> RECORDED DATA
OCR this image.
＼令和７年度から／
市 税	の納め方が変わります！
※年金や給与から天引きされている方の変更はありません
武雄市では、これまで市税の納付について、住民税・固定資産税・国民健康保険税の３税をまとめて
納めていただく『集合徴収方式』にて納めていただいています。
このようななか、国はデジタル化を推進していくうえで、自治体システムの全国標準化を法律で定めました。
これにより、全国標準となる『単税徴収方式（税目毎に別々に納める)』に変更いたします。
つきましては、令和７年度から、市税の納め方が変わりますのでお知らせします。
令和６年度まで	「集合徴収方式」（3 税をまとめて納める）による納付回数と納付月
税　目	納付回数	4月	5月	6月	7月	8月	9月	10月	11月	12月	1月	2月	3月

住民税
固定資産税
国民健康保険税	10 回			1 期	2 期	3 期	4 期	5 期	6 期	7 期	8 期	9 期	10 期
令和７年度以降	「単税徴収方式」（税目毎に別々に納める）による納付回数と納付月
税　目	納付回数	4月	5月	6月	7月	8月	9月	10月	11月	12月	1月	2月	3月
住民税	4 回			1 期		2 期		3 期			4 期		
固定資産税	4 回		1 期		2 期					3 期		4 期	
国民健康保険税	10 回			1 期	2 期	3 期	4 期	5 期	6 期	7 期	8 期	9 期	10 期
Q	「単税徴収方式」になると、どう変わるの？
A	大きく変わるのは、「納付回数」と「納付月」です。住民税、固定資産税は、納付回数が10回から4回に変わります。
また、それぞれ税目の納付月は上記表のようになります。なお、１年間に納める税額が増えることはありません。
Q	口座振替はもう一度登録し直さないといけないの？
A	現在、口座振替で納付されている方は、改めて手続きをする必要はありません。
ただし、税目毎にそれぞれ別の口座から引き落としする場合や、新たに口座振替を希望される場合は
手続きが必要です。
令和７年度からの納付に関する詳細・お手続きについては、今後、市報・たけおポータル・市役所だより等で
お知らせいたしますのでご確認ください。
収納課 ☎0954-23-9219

> THE REQUEST
Look through the material above and pick out each line holding the word "税目毎に別々に納める".

> WRITTEN RESPONSE
これにより、全国標準となる『単税徴収方式（税目毎に別々に納める)』に変更いたします。
令和７年度以降	「単税徴収方式」（税目毎に別々に納める）による納付回数と納付月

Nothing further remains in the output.